# WORK REQUIRED
Look over the lines below. Report each one that includes the string "page".

# MATERIAL PROVIDED
* * * * *

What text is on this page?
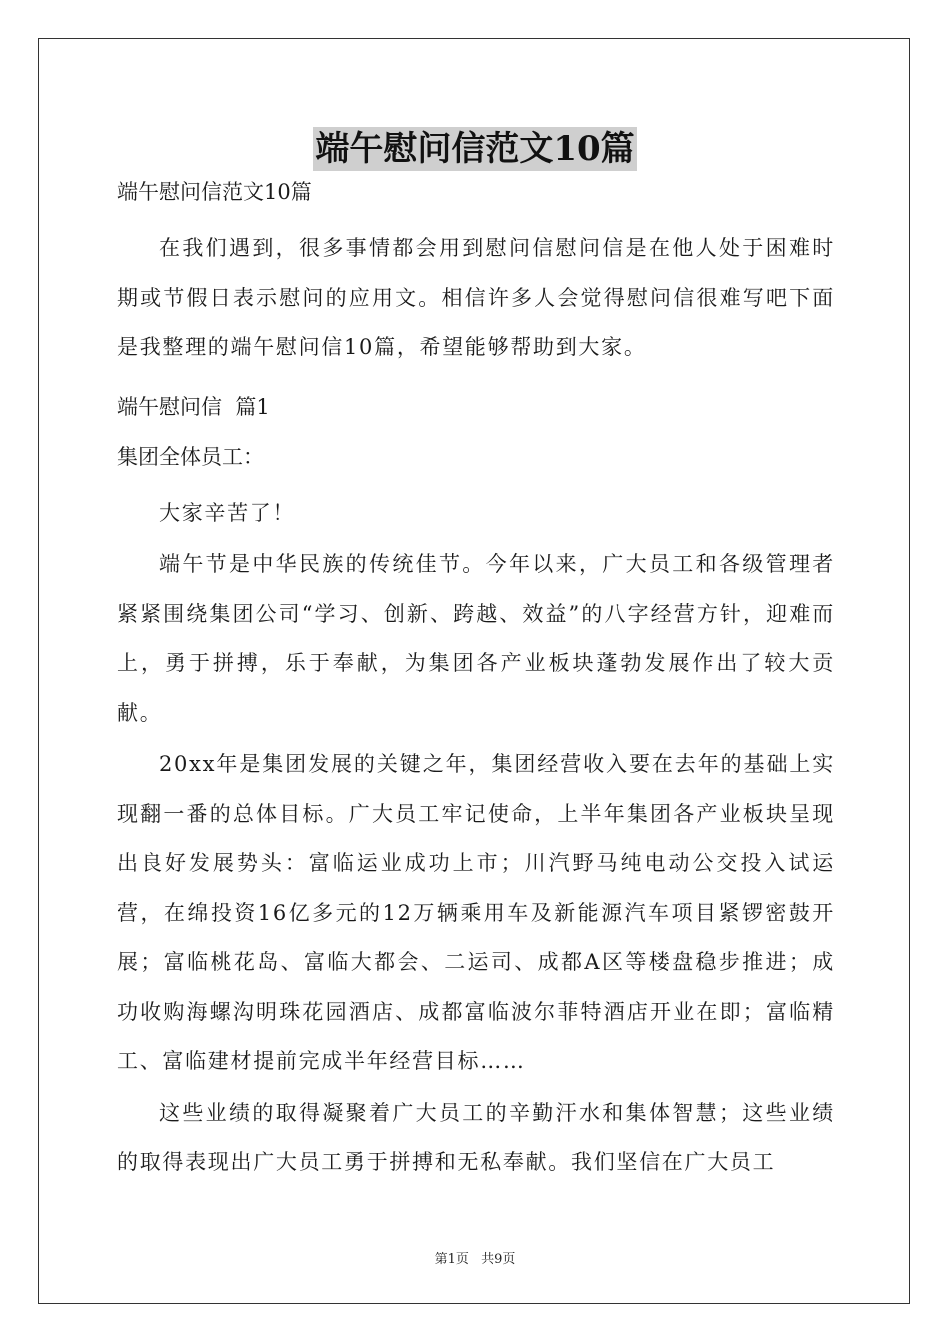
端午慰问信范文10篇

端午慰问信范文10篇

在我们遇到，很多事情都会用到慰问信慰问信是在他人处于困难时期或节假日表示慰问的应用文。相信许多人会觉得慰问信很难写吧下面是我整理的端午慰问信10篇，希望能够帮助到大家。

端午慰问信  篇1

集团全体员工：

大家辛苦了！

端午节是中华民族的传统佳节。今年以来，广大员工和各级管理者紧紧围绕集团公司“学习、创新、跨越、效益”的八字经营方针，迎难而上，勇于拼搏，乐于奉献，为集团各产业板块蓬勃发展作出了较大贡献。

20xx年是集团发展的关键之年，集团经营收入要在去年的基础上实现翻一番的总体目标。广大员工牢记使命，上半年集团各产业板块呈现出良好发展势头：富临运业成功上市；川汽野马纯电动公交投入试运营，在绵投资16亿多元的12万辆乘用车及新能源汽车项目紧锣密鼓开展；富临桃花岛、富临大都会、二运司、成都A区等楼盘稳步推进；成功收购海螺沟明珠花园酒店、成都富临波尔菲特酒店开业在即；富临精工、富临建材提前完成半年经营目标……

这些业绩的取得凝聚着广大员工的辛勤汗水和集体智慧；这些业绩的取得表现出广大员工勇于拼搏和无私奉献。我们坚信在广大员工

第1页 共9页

* * * * *

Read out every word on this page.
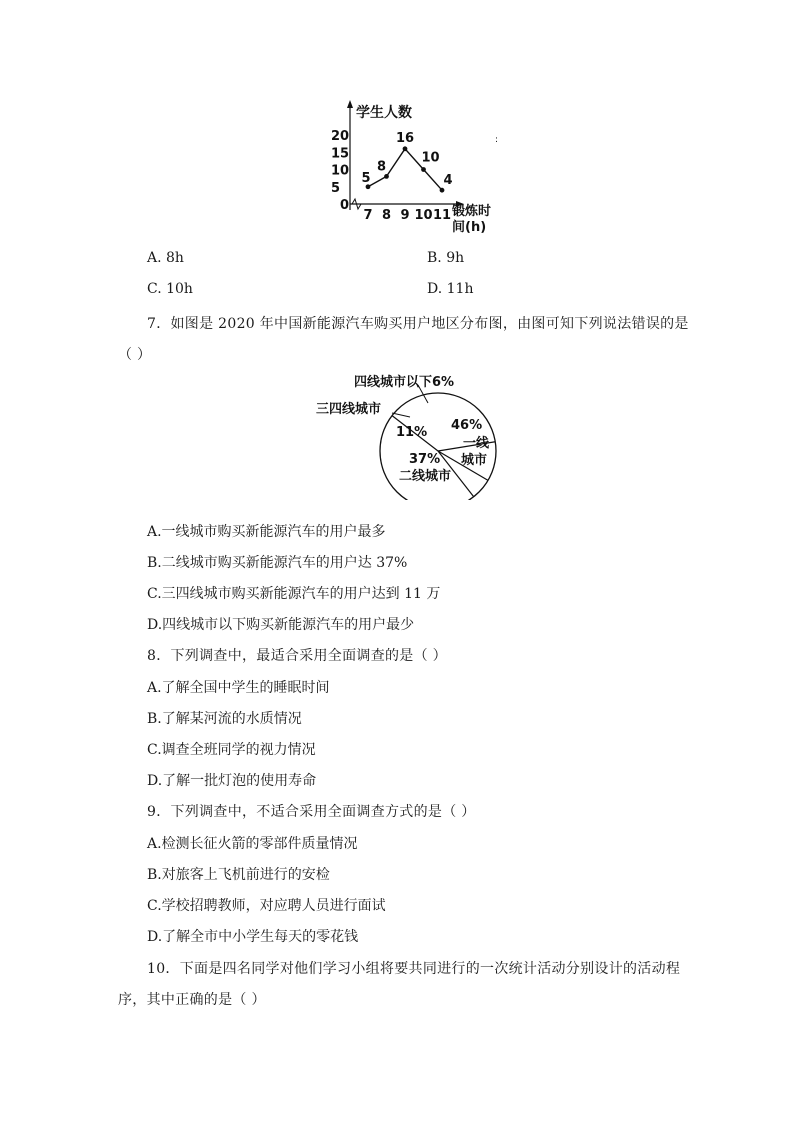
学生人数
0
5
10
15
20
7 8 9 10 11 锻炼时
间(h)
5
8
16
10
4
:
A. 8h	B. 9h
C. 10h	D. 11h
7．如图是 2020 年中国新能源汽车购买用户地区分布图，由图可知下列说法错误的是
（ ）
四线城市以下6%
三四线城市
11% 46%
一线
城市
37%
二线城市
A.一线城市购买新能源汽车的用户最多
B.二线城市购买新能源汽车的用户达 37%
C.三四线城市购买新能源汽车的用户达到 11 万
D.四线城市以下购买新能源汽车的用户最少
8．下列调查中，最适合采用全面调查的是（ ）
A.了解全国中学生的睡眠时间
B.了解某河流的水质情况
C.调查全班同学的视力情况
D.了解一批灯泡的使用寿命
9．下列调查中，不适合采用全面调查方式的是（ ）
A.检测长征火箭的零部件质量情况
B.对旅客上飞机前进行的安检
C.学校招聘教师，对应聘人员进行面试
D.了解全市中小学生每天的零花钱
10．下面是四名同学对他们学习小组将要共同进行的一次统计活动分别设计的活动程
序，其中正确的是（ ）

* * * * *

# RESPONSE FOR THIS EXERCISE
What text is on this page?
Read out every word on this page.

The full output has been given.